** Task to complete **
Comb the records below for the string "this" and copy each line where it turns up.
+++
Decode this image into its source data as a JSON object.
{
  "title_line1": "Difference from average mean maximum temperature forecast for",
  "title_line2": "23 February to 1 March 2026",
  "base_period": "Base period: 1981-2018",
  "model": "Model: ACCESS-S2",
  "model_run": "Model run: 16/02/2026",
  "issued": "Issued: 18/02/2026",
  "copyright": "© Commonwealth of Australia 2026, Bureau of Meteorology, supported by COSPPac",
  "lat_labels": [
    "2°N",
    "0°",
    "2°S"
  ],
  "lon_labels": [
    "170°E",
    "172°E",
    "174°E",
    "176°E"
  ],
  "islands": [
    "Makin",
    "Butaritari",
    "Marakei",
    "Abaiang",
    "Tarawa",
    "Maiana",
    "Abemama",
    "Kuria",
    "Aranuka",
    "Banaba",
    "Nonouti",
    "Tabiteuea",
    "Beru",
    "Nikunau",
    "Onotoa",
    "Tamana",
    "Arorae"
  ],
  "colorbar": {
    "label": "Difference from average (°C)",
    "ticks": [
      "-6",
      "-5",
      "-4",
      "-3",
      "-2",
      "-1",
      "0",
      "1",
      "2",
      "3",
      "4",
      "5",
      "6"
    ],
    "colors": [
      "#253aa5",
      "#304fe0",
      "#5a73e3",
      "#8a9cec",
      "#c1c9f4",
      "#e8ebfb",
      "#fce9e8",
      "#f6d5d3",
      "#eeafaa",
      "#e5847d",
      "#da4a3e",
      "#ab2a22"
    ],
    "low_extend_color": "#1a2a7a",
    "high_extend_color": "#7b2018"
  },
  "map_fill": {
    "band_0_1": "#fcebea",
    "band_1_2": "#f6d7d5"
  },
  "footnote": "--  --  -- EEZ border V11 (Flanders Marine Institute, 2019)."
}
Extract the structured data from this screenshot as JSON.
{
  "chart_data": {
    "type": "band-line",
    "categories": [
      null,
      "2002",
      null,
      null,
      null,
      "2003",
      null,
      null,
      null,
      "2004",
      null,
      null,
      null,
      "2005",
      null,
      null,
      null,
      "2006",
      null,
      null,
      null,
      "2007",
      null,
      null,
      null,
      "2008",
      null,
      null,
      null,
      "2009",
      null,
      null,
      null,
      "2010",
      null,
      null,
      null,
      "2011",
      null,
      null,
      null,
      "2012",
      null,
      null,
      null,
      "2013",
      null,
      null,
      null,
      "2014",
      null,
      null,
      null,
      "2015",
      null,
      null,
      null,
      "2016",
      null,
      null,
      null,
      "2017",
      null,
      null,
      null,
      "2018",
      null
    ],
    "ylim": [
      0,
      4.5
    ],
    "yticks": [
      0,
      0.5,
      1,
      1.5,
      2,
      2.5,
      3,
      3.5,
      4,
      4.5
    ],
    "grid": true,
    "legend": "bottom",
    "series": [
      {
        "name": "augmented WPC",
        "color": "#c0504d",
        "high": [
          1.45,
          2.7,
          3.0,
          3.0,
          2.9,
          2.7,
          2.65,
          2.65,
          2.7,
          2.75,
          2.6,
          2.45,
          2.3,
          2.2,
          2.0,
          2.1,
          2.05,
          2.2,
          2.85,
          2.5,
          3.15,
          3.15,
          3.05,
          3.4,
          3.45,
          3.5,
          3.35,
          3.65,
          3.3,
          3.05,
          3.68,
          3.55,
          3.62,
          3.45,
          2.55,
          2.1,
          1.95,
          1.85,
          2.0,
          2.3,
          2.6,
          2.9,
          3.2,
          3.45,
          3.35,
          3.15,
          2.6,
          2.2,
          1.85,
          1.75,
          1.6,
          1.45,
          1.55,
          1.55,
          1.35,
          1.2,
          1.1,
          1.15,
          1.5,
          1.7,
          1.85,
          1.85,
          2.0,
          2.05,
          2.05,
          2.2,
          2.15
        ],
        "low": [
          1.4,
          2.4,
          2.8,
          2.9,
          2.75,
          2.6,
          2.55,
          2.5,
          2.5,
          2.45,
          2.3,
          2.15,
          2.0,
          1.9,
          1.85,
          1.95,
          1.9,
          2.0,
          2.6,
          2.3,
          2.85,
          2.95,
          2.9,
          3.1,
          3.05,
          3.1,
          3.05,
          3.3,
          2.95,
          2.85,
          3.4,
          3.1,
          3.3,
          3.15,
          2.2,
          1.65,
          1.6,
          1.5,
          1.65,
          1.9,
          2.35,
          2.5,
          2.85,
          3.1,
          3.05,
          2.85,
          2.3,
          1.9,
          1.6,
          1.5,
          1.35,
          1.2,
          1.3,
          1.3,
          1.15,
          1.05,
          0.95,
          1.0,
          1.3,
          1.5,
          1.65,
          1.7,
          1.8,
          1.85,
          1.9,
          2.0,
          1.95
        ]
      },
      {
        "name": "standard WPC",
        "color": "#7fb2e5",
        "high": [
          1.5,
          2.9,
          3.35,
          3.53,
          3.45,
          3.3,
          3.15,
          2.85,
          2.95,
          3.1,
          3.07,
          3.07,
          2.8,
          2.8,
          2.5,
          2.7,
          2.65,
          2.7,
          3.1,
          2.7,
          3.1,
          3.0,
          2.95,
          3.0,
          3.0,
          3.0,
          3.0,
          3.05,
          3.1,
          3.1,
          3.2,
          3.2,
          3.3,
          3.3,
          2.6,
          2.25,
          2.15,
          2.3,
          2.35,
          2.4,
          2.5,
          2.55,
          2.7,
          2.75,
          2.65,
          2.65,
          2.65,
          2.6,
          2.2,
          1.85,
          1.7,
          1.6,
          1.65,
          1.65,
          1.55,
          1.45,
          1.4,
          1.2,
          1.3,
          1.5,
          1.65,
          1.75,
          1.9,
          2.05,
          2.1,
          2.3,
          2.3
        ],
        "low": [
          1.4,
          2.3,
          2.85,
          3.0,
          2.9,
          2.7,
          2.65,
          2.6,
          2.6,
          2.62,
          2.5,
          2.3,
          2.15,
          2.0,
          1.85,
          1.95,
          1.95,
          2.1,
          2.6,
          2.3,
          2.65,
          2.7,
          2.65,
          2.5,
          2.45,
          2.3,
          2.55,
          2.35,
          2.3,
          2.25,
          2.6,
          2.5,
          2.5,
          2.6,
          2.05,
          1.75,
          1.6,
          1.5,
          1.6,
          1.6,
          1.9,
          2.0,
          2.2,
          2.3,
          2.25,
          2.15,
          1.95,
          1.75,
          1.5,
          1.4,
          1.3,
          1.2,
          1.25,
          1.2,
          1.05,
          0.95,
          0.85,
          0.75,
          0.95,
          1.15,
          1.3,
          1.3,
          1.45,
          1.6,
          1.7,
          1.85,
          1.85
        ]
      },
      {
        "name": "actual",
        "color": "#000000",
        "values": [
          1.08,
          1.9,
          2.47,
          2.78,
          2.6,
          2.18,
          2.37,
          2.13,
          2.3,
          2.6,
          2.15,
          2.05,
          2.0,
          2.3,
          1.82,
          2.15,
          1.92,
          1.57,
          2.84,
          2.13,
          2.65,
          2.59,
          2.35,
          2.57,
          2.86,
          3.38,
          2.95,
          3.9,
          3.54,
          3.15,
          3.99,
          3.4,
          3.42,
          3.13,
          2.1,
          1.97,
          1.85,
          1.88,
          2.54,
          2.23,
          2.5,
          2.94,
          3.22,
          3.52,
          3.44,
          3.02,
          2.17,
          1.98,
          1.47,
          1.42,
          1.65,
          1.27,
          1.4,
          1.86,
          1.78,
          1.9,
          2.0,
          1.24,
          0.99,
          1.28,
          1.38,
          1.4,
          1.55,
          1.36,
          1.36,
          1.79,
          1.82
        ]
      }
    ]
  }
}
+++
** Expected answer **
Decode this image into its source data as a JSON object.
Extract the structured data from this screenshot as JSON.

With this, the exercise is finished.